# [Task instructions]
Every entry should be repeated exactly. Omit the pictures.

# [Given records]
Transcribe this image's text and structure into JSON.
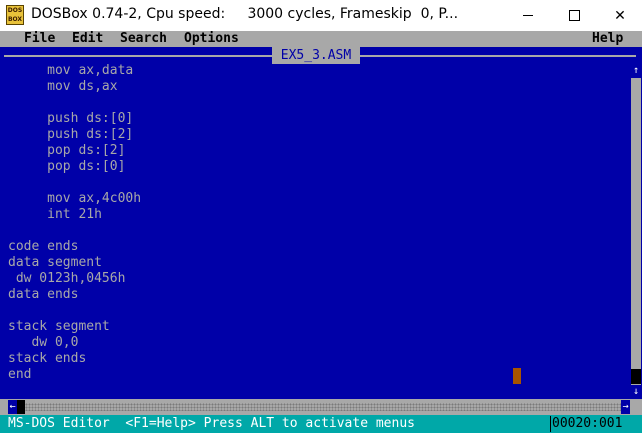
{
  "window": {
    "title": "DOSBox 0.74-2, Cpu speed:     3000 cycles, Frameskip  0, P...",
    "icon_label_top": "DOS",
    "icon_label_bottom": "BOX",
    "minimize": "minimize-icon",
    "maximize": "maximize-icon",
    "close_glyph": "✕"
  },
  "menubar": {
    "file": "File",
    "edit": "Edit",
    "search": "Search",
    "options": "Options",
    "help": "Help"
  },
  "editor": {
    "filename": "EX5_3.ASM",
    "lines": [
      "     mov ax,data",
      "     mov ds,ax",
      "",
      "     push ds:[0]",
      "     push ds:[2]",
      "     pop ds:[2]",
      "     pop ds:[0]",
      "",
      "     mov ax,4c00h",
      "     int 21h",
      "",
      "code ends",
      "data segment",
      " dw 0123h,0456h",
      "data ends",
      "",
      "stack segment",
      "   dw 0,0",
      "stack ends",
      "end"
    ]
  },
  "scrollbars": {
    "up_arrow": "↑",
    "down_arrow": "↓",
    "left_arrow": "←",
    "right_arrow": "→"
  },
  "statusbar": {
    "text": "MS-DOS Editor  <F1=Help> Press ALT to activate menus",
    "position": "00020:001"
  },
  "colors": {
    "dos_background": "#0000a8",
    "text": "#a8a8a8",
    "statusbar": "#00a8a8",
    "cursor": "#a85400"
  }
}
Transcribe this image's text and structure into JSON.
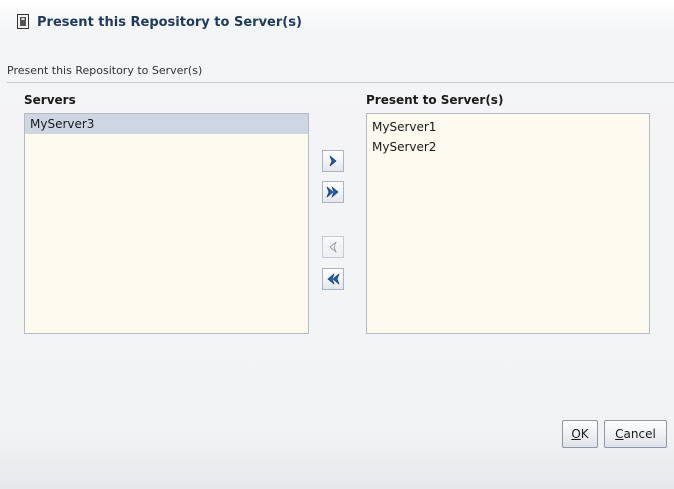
{
  "dialog": {
    "title": "Present this Repository to Server(s)",
    "section_label": "Present this Repository to Server(s)"
  },
  "available": {
    "header": "Servers",
    "items": [
      {
        "label": "MyServer3",
        "selected": true
      }
    ]
  },
  "selected_list": {
    "header": "Present to Server(s)",
    "items": [
      {
        "label": "MyServer1",
        "selected": false
      },
      {
        "label": "MyServer2",
        "selected": false
      }
    ]
  },
  "shuttle": {
    "move": {
      "icon": "chevron-right-icon",
      "enabled": true
    },
    "move_all": {
      "icon": "double-chevron-right-icon",
      "enabled": true
    },
    "remove": {
      "icon": "chevron-left-icon",
      "enabled": false
    },
    "remove_all": {
      "icon": "double-chevron-left-icon",
      "enabled": true
    }
  },
  "buttons": {
    "ok": {
      "access_key": "O",
      "rest": "K"
    },
    "cancel": {
      "access_key": "C",
      "rest": "ancel"
    }
  },
  "colors": {
    "accent": "#1f5fb5",
    "title_text": "#1d3a5f",
    "list_background": "#fdfbf0",
    "selection": "#cfd6e3"
  }
}
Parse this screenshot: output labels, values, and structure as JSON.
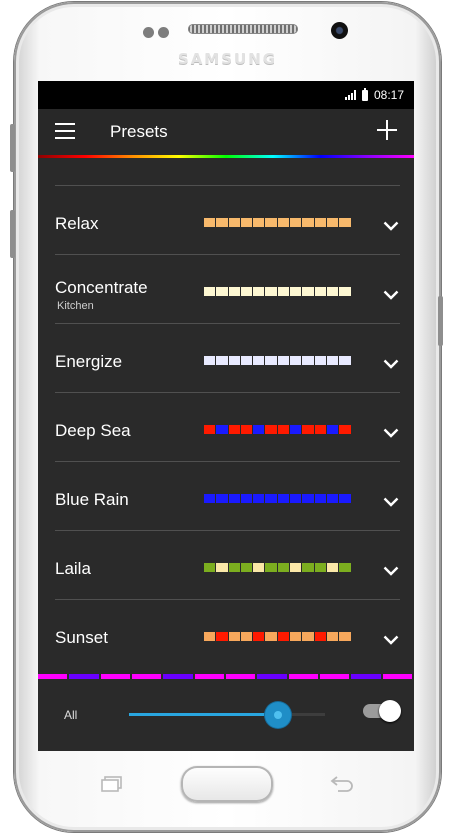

# [Answer to the problem]
Transcribe this image's text and structure into JSON.
{
  "window": {
    "title": "DOSBox 0.74-2, Cpu speed:     3000 cycles, Frameskip  0, P...",
    "icon_label_top": "DOS",
    "icon_label_bottom": "BOX",
    "minimize": "minimize-icon",
    "maximize": "maximize-icon",
    "close_glyph": "✕"
  },
  "menubar": {
    "file": "File",
    "edit": "Edit",
    "search": "Search",
    "options": "Options",
    "help": "Help"
  },
  "editor": {
    "filename": "EX5_3.ASM",
    "lines": [
      "     mov ax,data",
      "     mov ds,ax",
      "",
      "     push ds:[0]",
      "     push ds:[2]",
      "     pop ds:[2]",
      "     pop ds:[0]",
      "",
      "     mov ax,4c00h",
      "     int 21h",
      "",
      "code ends",
      "data segment",
      " dw 0123h,0456h",
      "data ends",
      "",
      "stack segment",
      "   dw 0,0",
      "stack ends",
      "end"
    ]
  },
  "scrollbars": {
    "up_arrow": "↑",
    "down_arrow": "↓",
    "left_arrow": "←",
    "right_arrow": "→"
  },
  "statusbar": {
    "text": "MS-DOS Editor  <F1=Help> Press ALT to activate menus",
    "position": "00020:001"
  },
  "colors": {
    "dos_background": "#0000a8",
    "text": "#a8a8a8",
    "statusbar": "#00a8a8",
    "cursor": "#a85400"
  }
}
Transcribe this image's text and structure into JSON.
{
  "dialog": {
    "title": "Present this Repository to Server(s)",
    "section_label": "Present this Repository to Server(s)"
  },
  "available": {
    "header": "Servers",
    "items": [
      {
        "label": "MyServer3",
        "selected": true
      }
    ]
  },
  "selected_list": {
    "header": "Present to Server(s)",
    "items": [
      {
        "label": "MyServer1",
        "selected": false
      },
      {
        "label": "MyServer2",
        "selected": false
      }
    ]
  },
  "shuttle": {
    "move": {
      "icon": "chevron-right-icon",
      "enabled": true
    },
    "move_all": {
      "icon": "double-chevron-right-icon",
      "enabled": true
    },
    "remove": {
      "icon": "chevron-left-icon",
      "enabled": false
    },
    "remove_all": {
      "icon": "double-chevron-left-icon",
      "enabled": true
    }
  },
  "buttons": {
    "ok": {
      "access_key": "O",
      "rest": "K"
    },
    "cancel": {
      "access_key": "C",
      "rest": "ancel"
    }
  },
  "colors": {
    "accent": "#1f5fb5",
    "title_text": "#1d3a5f",
    "list_background": "#fdfbf0",
    "selection": "#cfd6e3"
  }
}
Parse this screenshot: output labels, values, and structure as JSON.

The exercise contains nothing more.